*Items from a data source:*
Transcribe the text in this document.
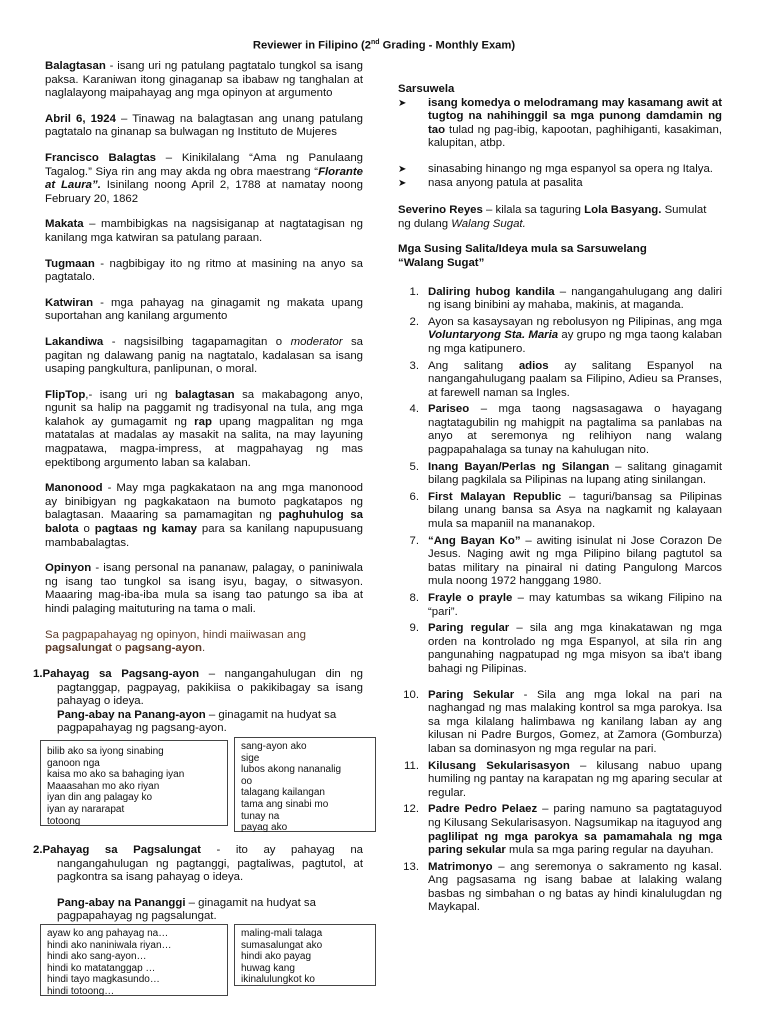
Reviewer in Filipino (2nd Grading - Monthly Exam)

Balagtasan - isang uri ng patulang pagtatalo tungkol sa isang paksa. Karaniwan itong ginaganap sa ibabaw ng tanghalan at naglalayong maipahayag ang mga opinyon at argumento

Abril 6, 1924 – Tinawag na balagtasan ang unang patulang pagtatalo na ginanap sa bulwagan ng Instituto de Mujeres

Francisco Balagtas – Kinikilalang “Ama ng Panulaang Tagalog.” Siya rin ang may akda ng obra maestrang “Florante at Laura”. Isinilang noong April 2, 1788 at namatay noong February 20, 1862

Makata – mambibigkas na nagsisiganap at nagtatagisan ng kanilang mga katwiran sa patulang paraan.

Tugmaan - nagbibigay ito ng ritmo at masining na anyo sa pagtatalo.

Katwiran - mga pahayag na ginagamit ng makata upang suportahan ang kanilang argumento

Lakandiwa - nagsisilbing tagapamagitan o moderator sa pagitan ng dalawang panig na nagtatalo, kadalasan sa isang usaping pangkultura, panlipunan, o moral.

FlipTop,- isang uri ng balagtasan sa makabagong anyo, ngunit sa halip na paggamit ng tradisyonal na tula, ang mga kalahok ay gumagamit ng rap upang magpalitan ng mga matatalas at madalas ay masakit na salita, na may layuning magpatawa, magpa-impress, at magpahayag ng mas epektibong argumento laban sa kalaban.

Manonood - May mga pagkakataon na ang mga manonood ay binibigyan ng pagkakataon na bumoto pagkatapos ng balagtasan. Maaaring sa pamamagitan ng paghuhulog sa balota o pagtaas ng kamay para sa kanilang napupusuang mambabalagtas.

Opinyon - isang personal na pananaw, palagay, o paniniwala ng isang tao tungkol sa isang isyu, bagay, o sitwasyon. Maaaring mag-iba-iba mula sa isang tao patungo sa iba at hindi palaging maituturing na tama o mali.

Sa pagpapahayag ng opinyon, hindi maiiwasan ang pagsalungat o pagsang-ayon.

1.Pahayag sa Pagsang-ayon – nangangahulugan din ng pagtanggap, pagpayag, pakikiisa o pakikibagay sa isang pahayag o ideya.

Pang-abay na Panang-ayon – ginagamit na hudyat sa pagpapahayag ng pagsang-ayon.

bilib ako sa iyong sinabing
ganoon nga
kaisa mo ako sa bahaging iyan
Maaasahan mo ako riyan
iyan din ang palagay ko
iyan ay nararapat
totoong
sang-ayon ako
sige
lubos akong nananalig
oo
talagang kailangan
tama ang sinabi mo
tunay na
payag ako

2.Pahayag sa Pagsalungat - ito ay pahayag na nangangahulugan ng pagtanggi, pagtaliwas, pagtutol, at pagkontra sa isang pahayag o ideya.

Pang-abay na Pananggi – ginagamit na hudyat sa pagpapahayag ng pagsalungat.

ayaw ko ang pahayag na…
hindi ako naniniwala riyan…
hindi ako sang-ayon…
hindi ko matatanggap …
hindi tayo magkasundo…
hindi totoong…
maling-mali talaga
sumasalungat ako
hindi ako payag
huwag kang
ikinalulungkot ko

Sarsuwela

➤ isang komedya o melodramang may kasamang awit at tugtog na nahihinggil sa mga punong damdamin ng tao tulad ng pag-ibig, kapootan, paghihiganti, kasakiman, kalupitan, atbp.
➤ sinasabing hinango ng mga espanyol sa opera ng Italya.
➤ nasa anyong patula at pasalita

Severino Reyes – kilala sa taguring Lola Basyang. Sumulat ng dulang Walang Sugat.

Mga Susing Salita/Ideya mula sa Sarsuwelang
“Walang Sugat”

1. Daliring hubog kandila – nangangahulugang ang daliri ng isang binibini ay mahaba, makinis, at maganda.
2. Ayon sa kasaysayan ng rebolusyon ng Pilipinas, ang mga Voluntaryong Sta. Maria ay grupo ng mga taong kalaban ng mga katipunero.
3. Ang salitang adios ay salitang Espanyol na nangangahulugang paalam sa Filipino, Adieu sa Pranses, at farewell naman sa Ingles.
4. Pariseo – mga taong nagsasagawa o hayagang nagtatagubilin ng mahigpit na pagtalima sa panlabas na anyo at seremonya ng relihiyon nang walang pagpapahalaga sa tunay na kahulugan nito.
5. Inang Bayan/Perlas ng Silangan – salitang ginagamit bilang pagkilala sa Pilipinas na lupang ating sinilangan.
6. First Malayan Republic – taguri/bansag sa Pilipinas bilang unang bansa sa Asya na nagkamit ng kalayaan mula sa mapaniil na mananakop.
7. “Ang Bayan Ko” – awiting isinulat ni Jose Corazon De Jesus. Naging awit ng mga Pilipino bilang pagtutol sa batas military na pinairal ni dating Pangulong Marcos mula noong 1972 hanggang 1980.
8. Frayle o prayle – may katumbas sa wikang Filipino na “pari”.
9. Paring regular – sila ang mga kinakatawan ng mga orden na kontrolado ng mga Espanyol, at sila rin ang pangunahing nagpatupad ng mga misyon sa iba't ibang bahagi ng Pilipinas.
10. Paring Sekular - Sila ang mga lokal na pari na naghangad ng mas malaking kontrol sa mga parokya. Isa sa mga kilalang halimbawa ng kanilang laban ay ang kilusan ni Padre Burgos, Gomez, at Zamora (Gomburza) laban sa dominasyon ng mga regular na pari.
11. Kilusang Sekularisasyon – kilusang nabuo upang humiling ng pantay na karapatan ng mg aparing secular at regular.
12. Padre Pedro Pelaez – paring namuno sa pagtataguyod ng Kilusang Sekularisasyon. Nagsumikap na itaguyod ang paglilipat ng mga parokya sa pamamahala ng mga paring sekular mula sa mga paring regular na dayuhan.
13. Matrimonyo – ang seremonya o sakramento ng kasal. Ang pagsasama ng isang babae at lalaking walang basbas ng simbahan o ng batas ay hindi kinalulugdan ng Maykapal.
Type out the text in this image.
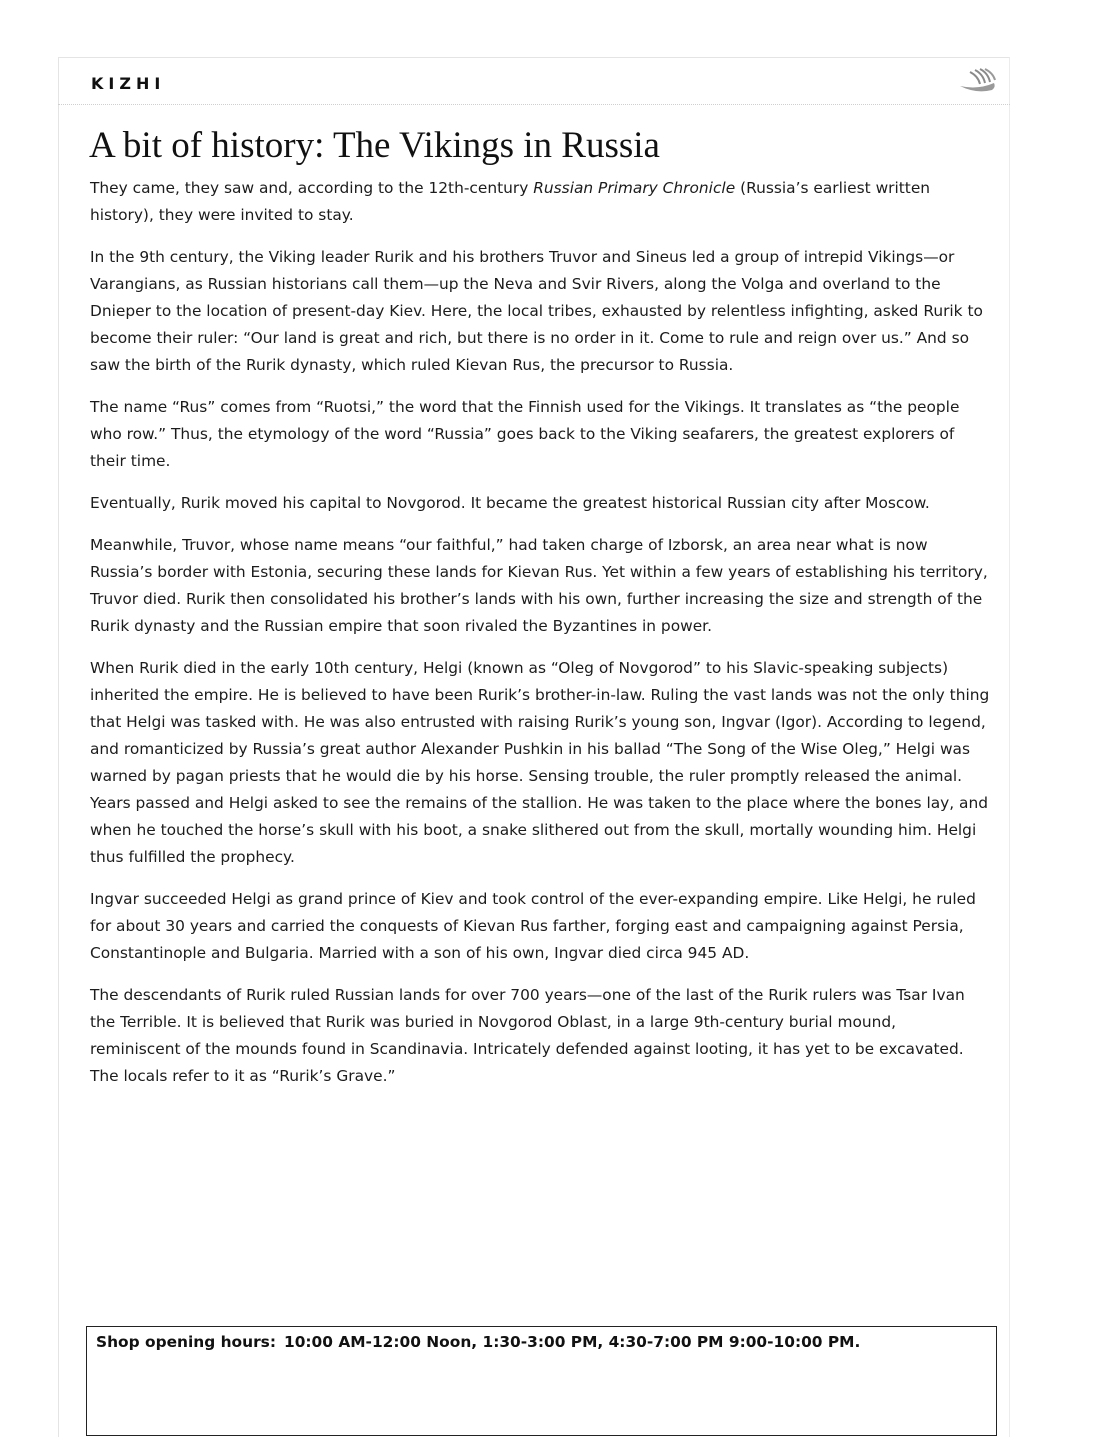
KIZHI
A bit of history: The Vikings in Russia

They came, they saw and, according to the 12th-century Russian Primary Chronicle (Russia’s earliest written history), they were invited to stay.

In the 9th century, the Viking leader Rurik and his brothers Truvor and Sineus led a group of intrepid Vikings—or Varangians, as Russian historians call them—up the Neva and Svir Rivers, along the Volga and overland to the Dnieper to the location of present-day Kiev. Here, the local tribes, exhausted by relentless infighting, asked Rurik to become their ruler: “Our land is great and rich, but there is no order in it. Come to rule and reign over us.” And so saw the birth of the Rurik dynasty, which ruled Kievan Rus, the precursor to Russia.

The name “Rus” comes from “Ruotsi,” the word that the Finnish used for the Vikings. It translates as “the people who row.” Thus, the etymology of the word “Russia” goes back to the Viking seafarers, the greatest explorers of their time.

Eventually, Rurik moved his capital to Novgorod. It became the greatest historical Russian city after Moscow.

Meanwhile, Truvor, whose name means “our faithful,” had taken charge of Izborsk, an area near what is now Russia’s border with Estonia, securing these lands for Kievan Rus. Yet within a few years of establishing his territory, Truvor died. Rurik then consolidated his brother’s lands with his own, further increasing the size and strength of the Rurik dynasty and the Russian empire that soon rivaled the Byzantines in power.

When Rurik died in the early 10th century, Helgi (known as “Oleg of Novgorod” to his Slavic-speaking subjects) inherited the empire. He is believed to have been Rurik’s brother-in-law. Ruling the vast lands was not the only thing that Helgi was tasked with. He was also entrusted with raising Rurik’s young son, Ingvar (Igor). According to legend, and romanticized by Russia’s great author Alexander Pushkin in his ballad “The Song of the Wise Oleg,” Helgi was warned by pagan priests that he would die by his horse. Sensing trouble, the ruler promptly released the animal. Years passed and Helgi asked to see the remains of the stallion. He was taken to the place where the bones lay, and when he touched the horse’s skull with his boot, a snake slithered out from the skull, mortally wounding him. Helgi thus fulfilled the prophecy.

Ingvar succeeded Helgi as grand prince of Kiev and took control of the ever-expanding empire. Like Helgi, he ruled for about 30 years and carried the conquests of Kievan Rus farther, forging east and campaigning against Persia, Constantinople and Bulgaria. Married with a son of his own, Ingvar died circa 945 AD.

The descendants of Rurik ruled Russian lands for over 700 years—one of the last of the Rurik rulers was Tsar Ivan the Terrible. It is believed that Rurik was buried in Novgorod Oblast, in a large 9th-century burial mound, reminiscent of the mounds found in Scandinavia. Intricately defended against looting, it has yet to be excavated. The locals refer to it as “Rurik’s Grave.”

Shop opening hours: 10:00 AM-12:00 Noon, 1:30-3:00 PM, 4:30-7:00 PM 9:00-10:00 PM.
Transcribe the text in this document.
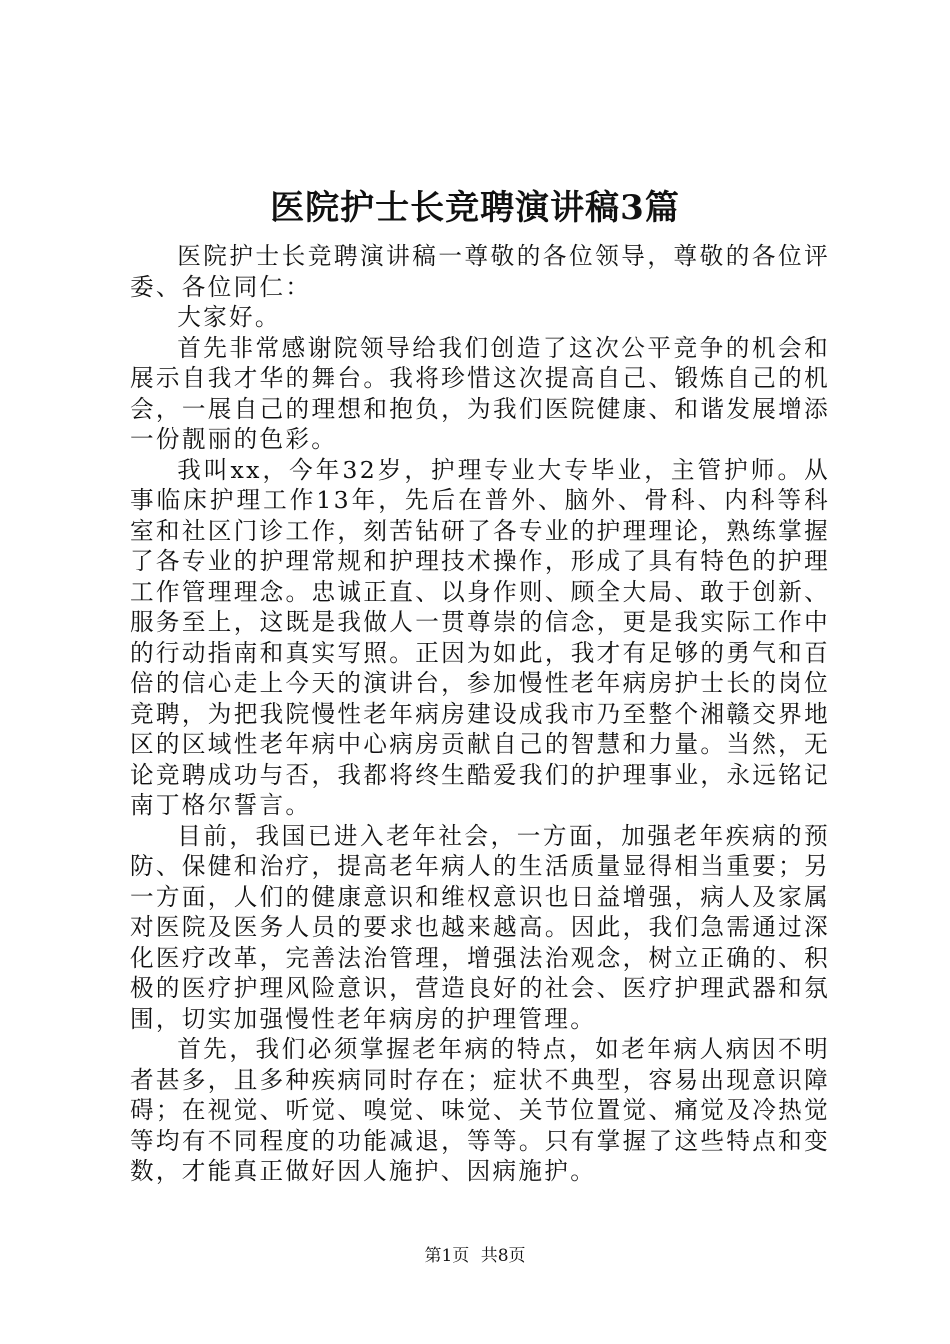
医院护士长竞聘演讲稿3篇

医院护士长竞聘演讲稿一尊敬的各位领导，尊敬的各位评委、各位同仁：

大家好。

首先非常感谢院领导给我们创造了这次公平竞争的机会和展示自我才华的舞台。我将珍惜这次提高自己、锻炼自己的机会，一展自己的理想和抱负，为我们医院健康、和谐发展增添一份靓丽的色彩。

我叫xx，今年32岁，护理专业大专毕业，主管护师。从事临床护理工作13年，先后在普外、脑外、骨科、内科等科室和社区门诊工作，刻苦钻研了各专业的护理理论，熟练掌握了各专业的护理常规和护理技术操作，形成了具有特色的护理工作管理理念。忠诚正直、以身作则、顾全大局、敢于创新、服务至上，这既是我做人一贯尊崇的信念，更是我实际工作中的行动指南和真实写照。正因为如此，我才有足够的勇气和百倍的信心走上今天的演讲台，参加慢性老年病房护士长的岗位竞聘，为把我院慢性老年病房建设成我市乃至整个湘赣交界地区的区域性老年病中心病房贡献自己的智慧和力量。当然，无论竞聘成功与否，我都将终生酷爱我们的护理事业，永远铭记南丁格尔誓言。

目前，我国已进入老年社会，一方面，加强老年疾病的预防、保健和治疗，提高老年病人的生活质量显得相当重要；另一方面，人们的健康意识和维权意识也日益增强，病人及家属对医院及医务人员的要求也越来越高。因此，我们急需通过深化医疗改革，完善法治管理，增强法治观念，树立正确的、积极的医疗护理风险意识，营造良好的社会、医疗护理武器和氛围，切实加强慢性老年病房的护理管理。

首先，我们必须掌握老年病的特点，如老年病人病因不明者甚多，且多种疾病同时存在；症状不典型，容易出现意识障碍；在视觉、听觉、嗅觉、味觉、关节位置觉、痛觉及冷热觉等均有不同程度的功能减退，等等。只有掌握了这些特点和变数，才能真正做好因人施护、因病施护。

第1页 共8页
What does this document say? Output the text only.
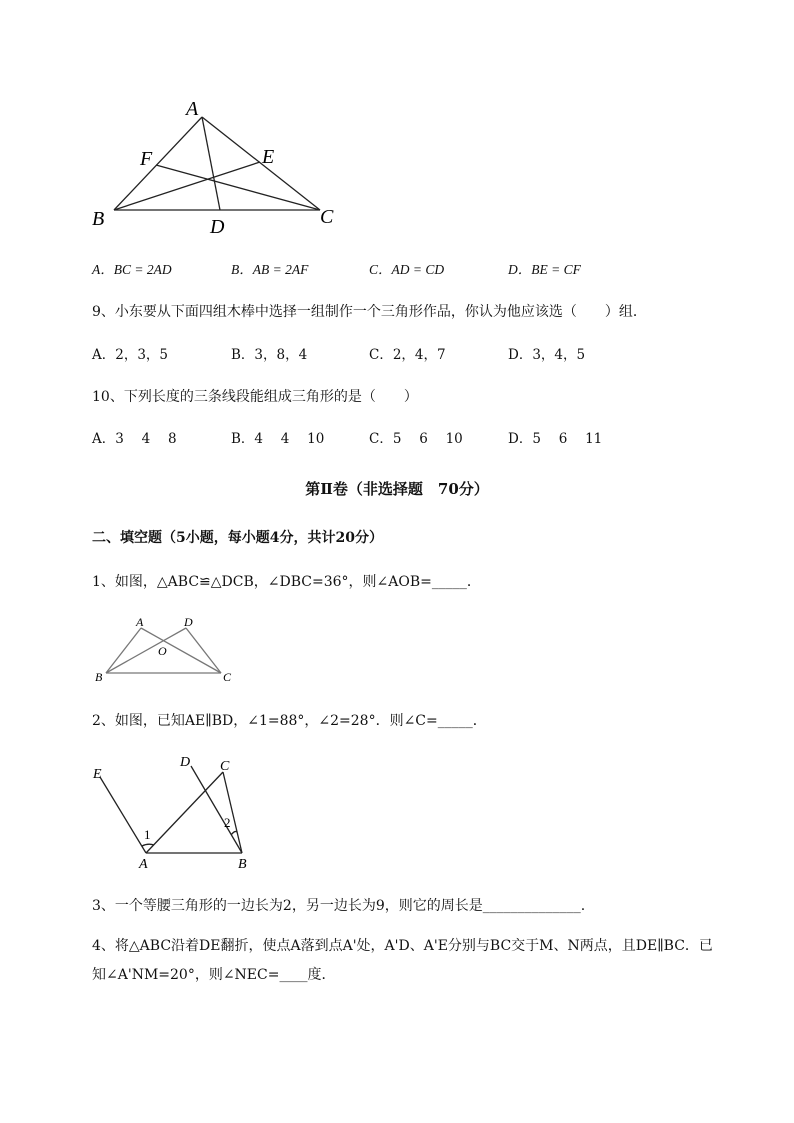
A
F	E
B	D	C
A．BC = 2AD	B．AB = 2AF	C．AD = CD	D．BE = CF
9、小东要从下面四组木棒中选择一组制作一个三角形作品，你认为他应该选（　　）组．
A．2，3，5	B．3，8，4	C．2，4，7	D．3，4，5
10、下列长度的三条线段能组成三角形的是（　　）
A．3　 4　 8	B．4　 4　 10	C．5　 6　 10	D．5　 6　 11
第Ⅱ卷（非选择题　70分）
二、填空题（5小题，每小题4分，共计20分）
1、如图，△ABC≌△DCB，∠DBC=36°，则∠AOB=_____．
A	D
O
B	C
2、如图，已知AE∥BD，∠1=88°，∠2=28°．则∠C=_____．
E
D C
A	B
1
2
3、一个等腰三角形的一边长为2，另一边长为9，则它的周长是______________.
4、将△ABC沿着DE翻折，使点A落到点A'处，A'D、A'E分别与BC交于M、N两点，且DE∥BC．已
知∠A'NM=20°，则∠NEC=____度．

*OBJECTIVE:* Copy out only the lines beginning at the line with "What does this" and ending at the last line of the entries. Keep them exact; drop pictures.

*RESULT OF THIS TASK:*
What does this document say? Output the text only.
A
F	E
B	D	C
A．BC = 2AD	B．AB = 2AF	C．AD = CD	D．BE = CF
9、小东要从下面四组木棒中选择一组制作一个三角形作品，你认为他应该选（　　）组．
A．2，3，5	B．3，8，4	C．2，4，7	D．3，4，5
10、下列长度的三条线段能组成三角形的是（　　）
A．3　 4　 8	B．4　 4　 10	C．5　 6　 10	D．5　 6　 11
第Ⅱ卷（非选择题　70分）
二、填空题（5小题，每小题4分，共计20分）
1、如图，△ABC≌△DCB，∠DBC=36°，则∠AOB=_____．
A	D
O
B	C
2、如图，已知AE∥BD，∠1=88°，∠2=28°．则∠C=_____．
E
D C
A	B
1
2
3、一个等腰三角形的一边长为2，另一边长为9，则它的周长是______________.
4、将△ABC沿着DE翻折，使点A落到点A'处，A'D、A'E分别与BC交于M、N两点，且DE∥BC．已
知∠A'NM=20°，则∠NEC=____度．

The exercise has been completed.